***** Material shown

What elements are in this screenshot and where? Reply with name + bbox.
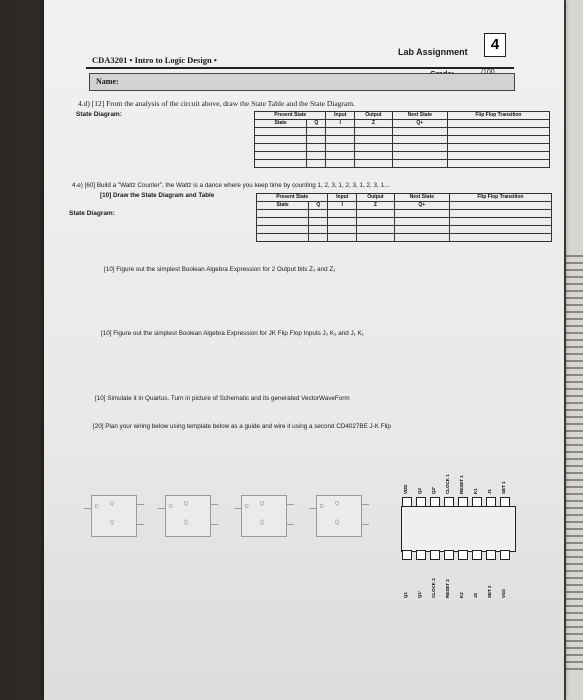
q4e-diagram-label: State Diagram: — [69, 210, 115, 217]
table-row: State Q I Z Q+ — [255, 120, 550, 128]
page-edge-line — [566, 423, 583, 425]
page-edge-line — [566, 654, 583, 656]
page-edge-line — [566, 353, 583, 355]
name-label: Name: — [96, 77, 119, 86]
page-edge-line — [566, 437, 583, 439]
chip-pin-label: K2 — [459, 592, 464, 598]
q4e-prompt: 4.e) [60] Build a "Waltz Counter", the Waltz is a dance where you keep time by counting 1, 2, 3, 1, 2, 3, 1, 2, 3, 1… — [72, 182, 391, 189]
page-edge-line — [566, 591, 583, 593]
worksheet-paper — [44, 0, 564, 700]
course-title: CDA3201 • Intro to Logic Design • — [92, 55, 217, 65]
chip-pin-label: Q1' — [417, 590, 422, 598]
q4d-state-table — [254, 111, 550, 168]
page-edge-line — [566, 388, 583, 390]
page-edge-line — [566, 339, 583, 341]
chip-pin-bottom — [486, 550, 496, 560]
chip-pin-top — [430, 497, 440, 507]
page-edge-line — [566, 528, 583, 530]
task-simulate-quartus: [10] Simulate it in Quartus. Turn in picture of Schematic and its generated VectorWaveForm — [95, 395, 350, 402]
name-field[interactable] — [89, 73, 515, 91]
page-edge-line — [566, 269, 583, 271]
page-edge-line — [566, 493, 583, 495]
page-edge-line — [566, 605, 583, 607]
chip-pin-label: Q2' — [431, 486, 436, 494]
flip-flop-template: Q Q̄ D — [316, 495, 362, 537]
page-edge-line — [566, 297, 583, 299]
chip-pin-label: RESET 2 — [445, 579, 450, 598]
chip-pin-top — [402, 497, 412, 507]
page-edge-line — [566, 276, 583, 278]
page-edge-line — [566, 577, 583, 579]
page-edge-line — [566, 598, 583, 600]
page-edge-line — [566, 563, 583, 565]
q4d-prompt: 4.d) [12] From the analysis of the circuit above, draw the State Table and the State Diagram. — [78, 99, 355, 108]
lab-assignment-label: Lab Assignment — [398, 47, 468, 57]
chip-pin-label: SET 2 — [487, 585, 492, 598]
page-edge-line — [566, 640, 583, 642]
page-edge-line — [566, 381, 583, 383]
page-edge-line — [566, 444, 583, 446]
chip-pin-bottom — [500, 550, 510, 560]
chip-pin-label: VDD — [403, 484, 408, 494]
flip-flop-template: Q Q̄ D — [241, 495, 287, 537]
table-row: State Q I Z Q+ — [257, 202, 552, 210]
page-edge-line — [566, 255, 583, 257]
page-edge-line — [566, 668, 583, 670]
chip-pin-top — [416, 497, 426, 507]
page-edge-line — [566, 290, 583, 292]
page-edge-line — [566, 549, 583, 551]
page-edge-line — [566, 367, 583, 369]
lab-number-box: 4 — [484, 33, 506, 57]
q4e-sub: [10] Draw the State Diagram and Table — [100, 192, 215, 199]
page-edge-line — [566, 262, 583, 264]
chip-pin-label: RESET 1 — [459, 475, 464, 494]
page-edge-line — [566, 458, 583, 460]
chip-pin-label: VSS — [501, 588, 506, 598]
chip-pin-label: J1 — [487, 488, 492, 494]
page-edge-line — [566, 465, 583, 467]
flip-flop-template: Q Q̄ D — [91, 495, 137, 537]
chip-pin-label: SET 1 — [501, 481, 506, 494]
page-edge-line — [566, 626, 583, 628]
page-edge-line — [566, 633, 583, 635]
adjacent-page-edge — [566, 0, 583, 700]
page-edge-line — [566, 647, 583, 649]
task-boolean-jk: [10] Figure out the simplest Boolean Algebra Expression for JK Flip Flop Inputs J₂ K₂ and J₁ K₁ — [101, 330, 364, 337]
page-edge-line — [566, 479, 583, 481]
page-edge-line — [566, 332, 583, 334]
chip-pin-label: Q2 — [417, 487, 422, 494]
page-edge-line — [566, 514, 583, 516]
chip-pin-top — [500, 497, 510, 507]
q4e-state-table — [256, 193, 552, 242]
page-edge-line — [566, 346, 583, 348]
table-row: Present State Input Output Next State Flip Flop Transition — [255, 112, 550, 120]
chip-pin-label: CLOCK 2 — [431, 578, 436, 598]
chip-pin-label: K1 — [473, 488, 478, 494]
cd4027-chip-diagram — [401, 506, 516, 552]
page-edge-line — [566, 283, 583, 285]
page-edge-line — [566, 556, 583, 558]
chip-pin-label: J2 — [473, 592, 478, 598]
page-edge-line — [566, 472, 583, 474]
chip-pin-top — [472, 497, 482, 507]
chip-pin-label: CLOCK 1 — [445, 474, 450, 494]
page-edge-line — [566, 507, 583, 509]
chip-pin-top — [486, 497, 496, 507]
page-edge-line — [566, 619, 583, 621]
page-edge-line — [566, 570, 583, 572]
page-edge-line — [566, 374, 583, 376]
chip-pin-top — [444, 497, 454, 507]
page-edge-line — [566, 360, 583, 362]
page-edge-line — [566, 409, 583, 411]
q4d-diagram-label: State Diagram: — [76, 111, 122, 118]
table-row: Present State Input Output Next State Flip Flop Transition — [257, 194, 552, 202]
chip-pin-bottom — [430, 550, 440, 560]
page-edge-line — [566, 304, 583, 306]
chip-pin-bottom — [416, 550, 426, 560]
chip-pin-bottom — [402, 550, 412, 560]
page-edge-line — [566, 416, 583, 418]
page-edge-line — [566, 535, 583, 537]
chip-pin-bottom — [444, 550, 454, 560]
page-edge-line — [566, 318, 583, 320]
flip-flop-template: Q Q̄ D — [165, 495, 211, 537]
chip-pin-top — [458, 497, 468, 507]
page-edge-line — [566, 584, 583, 586]
page-edge-line — [566, 612, 583, 614]
page-edge-line — [566, 542, 583, 544]
chip-pin-label: Q1 — [403, 591, 408, 598]
page-edge-line — [566, 325, 583, 327]
page-edge-line — [566, 500, 583, 502]
chip-pin-bottom — [472, 550, 482, 560]
page-edge-line — [566, 486, 583, 488]
task-boolean-z: [10] Figure out the simplest Boolean Algebra Expression for 2 Output bits Z₂ and Z₁ — [104, 266, 336, 273]
page-edge-line — [566, 661, 583, 663]
task-wiring-plan: [20] Plan your wiring below using template below as a guide and wire it using a second CD4027BE J-K Flip — [93, 423, 391, 430]
chip-pin-bottom — [458, 550, 468, 560]
page-edge-line — [566, 311, 583, 313]
page-edge-line — [566, 395, 583, 397]
page-edge-line — [566, 430, 583, 432]
page-edge-line — [566, 402, 583, 404]
page-edge-line — [566, 521, 583, 523]
page-edge-line — [566, 451, 583, 453]
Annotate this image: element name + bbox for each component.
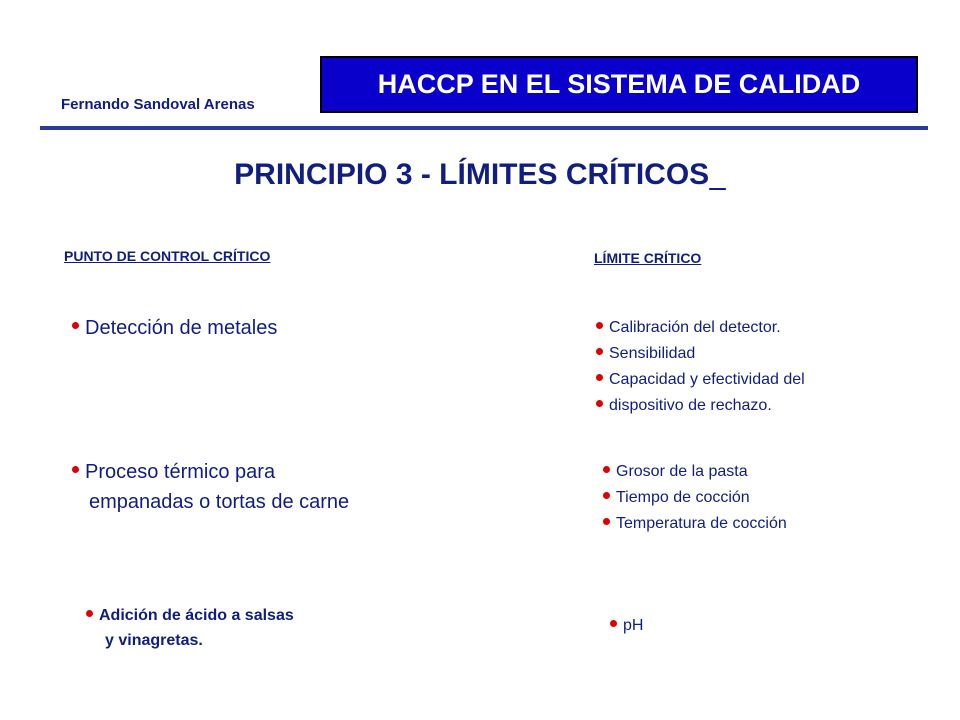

**********

[Task goal] Please recast the material from the line containing "q4e-diagram-label: State Diagram: —" through the line containing "chip-pin-bottom — [500, 550, 510, 560]" as a JSON list of strings, one string per line, leaving out blank lines.

[The solution]
[
  "q4e-diagram-label: State Diagram: — [69, 210, 115, 217]",
  "table-row: State Q I Z Q+ — [255, 120, 550, 128]",
  "page-edge-line — [566, 423, 583, 425]",
  "page-edge-line — [566, 654, 583, 656]",
  "page-edge-line — [566, 353, 583, 355]",
  "name-label: Name: — [96, 77, 119, 86]",
  "page-edge-line — [566, 437, 583, 439]",
  "chip-pin-label: K2 — [459, 592, 464, 598]",
  "q4e-prompt: 4.e) [60] Build a \"Waltz Counter\", the Waltz is a dance where you keep time by counting 1, 2, 3, 1, 2, 3, 1, 2, 3, 1… — [72, 182, 391, 189]",
  "page-edge-line — [566, 591, 583, 593]",
  "worksheet-paper — [44, 0, 564, 700]",
  "course-title: CDA3201 • Intro to Logic Design • — [92, 55, 217, 65]",
  "chip-pin-label: Q1' — [417, 590, 422, 598]",
  "q4d-state-table — [254, 111, 550, 168]",
  "page-edge-line — [566, 388, 583, 390]",
  "page-edge-line — [566, 339, 583, 341]",
  "chip-pin-bottom — [486, 550, 496, 560]",
  "chip-pin-top — [430, 497, 440, 507]",
  "page-edge-line — [566, 528, 583, 530]",
  "task-simulate-quartus: [10] Simulate it in Quartus. Turn in picture of Schematic and its generated VectorWaveForm — [95, 395, 350, 402]",
  "name-field[interactable] — [89, 73, 515, 91]",
  "page-edge-line — [566, 269, 583, 271]",
  "page-edge-line — [566, 493, 583, 495]",
  "page-edge-line — [566, 605, 583, 607]",
  "chip-pin-label: Q2' — [431, 486, 436, 494]",
  "flip-flop-template: Q Q̄ D — [316, 495, 362, 537]",
  "page-edge-line — [566, 297, 583, 299]",
  "chip-pin-label: RESET 2 — [445, 579, 450, 598]",
  "chip-pin-top — [402, 497, 412, 507]",
  "page-edge-line — [566, 276, 583, 278]",
  "page-edge-line — [566, 577, 583, 579]",
  "page-edge-line — [566, 598, 583, 600]",
  "page-edge-line — [566, 563, 583, 565]",
  "q4d-prompt: 4.d) [12] From the analysis of the circuit above, draw the State Table and the State Diagram. — [78, 99, 355, 108]",
  "lab-assignment-label: Lab Assignment — [398, 47, 468, 57]",
  "chip-pin-label: SET 2 — [487, 585, 492, 598]",
  "page-edge-line — [566, 640, 583, 642]",
  "page-edge-line — [566, 381, 583, 383]",
  "page-edge-line — [566, 444, 583, 446]",
  "chip-pin-bottom — [500, 550, 510, 560]"
]